How many lines hold the string "airwaybills"? Give only the number.

* Begin *

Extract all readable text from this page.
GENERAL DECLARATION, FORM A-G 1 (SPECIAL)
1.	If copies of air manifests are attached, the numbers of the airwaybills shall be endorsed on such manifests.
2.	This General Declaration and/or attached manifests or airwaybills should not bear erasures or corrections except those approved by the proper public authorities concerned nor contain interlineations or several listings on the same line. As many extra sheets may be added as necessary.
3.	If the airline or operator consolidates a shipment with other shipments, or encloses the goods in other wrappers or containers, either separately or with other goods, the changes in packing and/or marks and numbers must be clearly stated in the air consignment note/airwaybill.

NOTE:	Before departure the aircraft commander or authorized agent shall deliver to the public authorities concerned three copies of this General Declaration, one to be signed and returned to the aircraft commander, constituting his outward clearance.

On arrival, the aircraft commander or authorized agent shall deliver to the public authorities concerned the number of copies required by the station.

* End *

### Full answer
2